**GIVEN DATA:**

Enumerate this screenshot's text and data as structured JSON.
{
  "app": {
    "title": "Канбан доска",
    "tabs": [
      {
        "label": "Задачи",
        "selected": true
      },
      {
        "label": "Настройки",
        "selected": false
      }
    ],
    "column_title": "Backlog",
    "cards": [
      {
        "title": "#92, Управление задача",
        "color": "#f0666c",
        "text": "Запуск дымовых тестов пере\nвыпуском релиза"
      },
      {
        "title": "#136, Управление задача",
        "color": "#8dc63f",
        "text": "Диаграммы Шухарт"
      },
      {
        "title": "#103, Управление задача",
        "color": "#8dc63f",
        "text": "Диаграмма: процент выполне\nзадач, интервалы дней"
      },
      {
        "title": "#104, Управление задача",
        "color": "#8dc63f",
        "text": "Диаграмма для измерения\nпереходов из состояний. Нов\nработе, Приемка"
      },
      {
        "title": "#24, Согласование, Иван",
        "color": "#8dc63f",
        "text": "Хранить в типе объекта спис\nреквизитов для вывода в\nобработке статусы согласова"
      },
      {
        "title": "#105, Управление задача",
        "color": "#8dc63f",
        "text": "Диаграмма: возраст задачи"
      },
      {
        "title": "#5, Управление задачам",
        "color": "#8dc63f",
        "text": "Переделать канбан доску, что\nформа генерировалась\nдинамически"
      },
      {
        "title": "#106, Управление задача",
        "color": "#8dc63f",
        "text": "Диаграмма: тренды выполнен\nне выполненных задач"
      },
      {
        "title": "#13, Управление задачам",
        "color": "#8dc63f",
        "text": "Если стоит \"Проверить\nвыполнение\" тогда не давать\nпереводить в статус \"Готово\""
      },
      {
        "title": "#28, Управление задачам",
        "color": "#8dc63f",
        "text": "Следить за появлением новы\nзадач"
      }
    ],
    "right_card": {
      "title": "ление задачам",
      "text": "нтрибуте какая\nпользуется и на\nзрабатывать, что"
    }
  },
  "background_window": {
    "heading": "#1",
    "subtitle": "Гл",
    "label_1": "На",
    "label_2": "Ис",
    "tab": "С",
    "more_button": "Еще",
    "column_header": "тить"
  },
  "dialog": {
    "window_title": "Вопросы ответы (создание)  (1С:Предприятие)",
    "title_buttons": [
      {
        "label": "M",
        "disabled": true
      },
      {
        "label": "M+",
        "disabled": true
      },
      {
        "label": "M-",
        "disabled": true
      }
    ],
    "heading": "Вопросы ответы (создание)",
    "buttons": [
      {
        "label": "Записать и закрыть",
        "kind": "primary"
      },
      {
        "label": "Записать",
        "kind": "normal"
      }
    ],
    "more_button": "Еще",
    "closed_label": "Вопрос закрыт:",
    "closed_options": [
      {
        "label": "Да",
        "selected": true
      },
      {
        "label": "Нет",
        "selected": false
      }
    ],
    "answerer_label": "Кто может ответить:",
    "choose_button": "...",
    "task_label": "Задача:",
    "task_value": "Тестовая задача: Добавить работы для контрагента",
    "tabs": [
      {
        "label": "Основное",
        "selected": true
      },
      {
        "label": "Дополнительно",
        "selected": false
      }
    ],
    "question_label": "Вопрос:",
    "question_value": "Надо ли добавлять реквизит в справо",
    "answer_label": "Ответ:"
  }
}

**WRITTEN REQUEST:** Print the whole listing again, exactly.

**OUTPUT OF THE EXERCISE:**
Enumerate this screenshot's text and data as structured JSON.
{
  "app": {
    "title": "Канбан доска",
    "tabs": [
      {
        "label": "Задачи",
        "selected": true
      },
      {
        "label": "Настройки",
        "selected": false
      }
    ],
    "column_title": "Backlog",
    "cards": [
      {
        "title": "#92, Управление задача",
        "color": "#f0666c",
        "text": "Запуск дымовых тестов пере\nвыпуском релиза"
      },
      {
        "title": "#136, Управление задача",
        "color": "#8dc63f",
        "text": "Диаграммы Шухарт"
      },
      {
        "title": "#103, Управление задача",
        "color": "#8dc63f",
        "text": "Диаграмма: процент выполне\nзадач, интервалы дней"
      },
      {
        "title": "#104, Управление задача",
        "color": "#8dc63f",
        "text": "Диаграмма для измерения\nпереходов из состояний. Нов\nработе, Приемка"
      },
      {
        "title": "#24, Согласование, Иван",
        "color": "#8dc63f",
        "text": "Хранить в типе объекта спис\nреквизитов для вывода в\nобработке статусы согласова"
      },
      {
        "title": "#105, Управление задача",
        "color": "#8dc63f",
        "text": "Диаграмма: возраст задачи"
      },
      {
        "title": "#5, Управление задачам",
        "color": "#8dc63f",
        "text": "Переделать канбан доску, что\nформа генерировалась\nдинамически"
      },
      {
        "title": "#106, Управление задача",
        "color": "#8dc63f",
        "text": "Диаграмма: тренды выполнен\nне выполненных задач"
      },
      {
        "title": "#13, Управление задачам",
        "color": "#8dc63f",
        "text": "Если стоит \"Проверить\nвыполнение\" тогда не давать\nпереводить в статус \"Готово\""
      },
      {
        "title": "#28, Управление задачам",
        "color": "#8dc63f",
        "text": "Следить за появлением новы\nзадач"
      }
    ],
    "right_card": {
      "title": "ление задачам",
      "text": "нтрибуте какая\nпользуется и на\nзрабатывать, что"
    }
  },
  "background_window": {
    "heading": "#1",
    "subtitle": "Гл",
    "label_1": "На",
    "label_2": "Ис",
    "tab": "С",
    "more_button": "Еще",
    "column_header": "тить"
  },
  "dialog": {
    "window_title": "Вопросы ответы (создание)  (1С:Предприятие)",
    "title_buttons": [
      {
        "label": "M",
        "disabled": true
      },
      {
        "label": "M+",
        "disabled": true
      },
      {
        "label": "M-",
        "disabled": true
      }
    ],
    "heading": "Вопросы ответы (создание)",
    "buttons": [
      {
        "label": "Записать и закрыть",
        "kind": "primary"
      },
      {
        "label": "Записать",
        "kind": "normal"
      }
    ],
    "more_button": "Еще",
    "closed_label": "Вопрос закрыт:",
    "closed_options": [
      {
        "label": "Да",
        "selected": true
      },
      {
        "label": "Нет",
        "selected": false
      }
    ],
    "answerer_label": "Кто может ответить:",
    "choose_button": "...",
    "task_label": "Задача:",
    "task_value": "Тестовая задача: Добавить работы для контрагента",
    "tabs": [
      {
        "label": "Основное",
        "selected": true
      },
      {
        "label": "Дополнительно",
        "selected": false
      }
    ],
    "question_label": "Вопрос:",
    "question_value": "Надо ли добавлять реквизит в справо",
    "answer_label": "Ответ:"
  }
}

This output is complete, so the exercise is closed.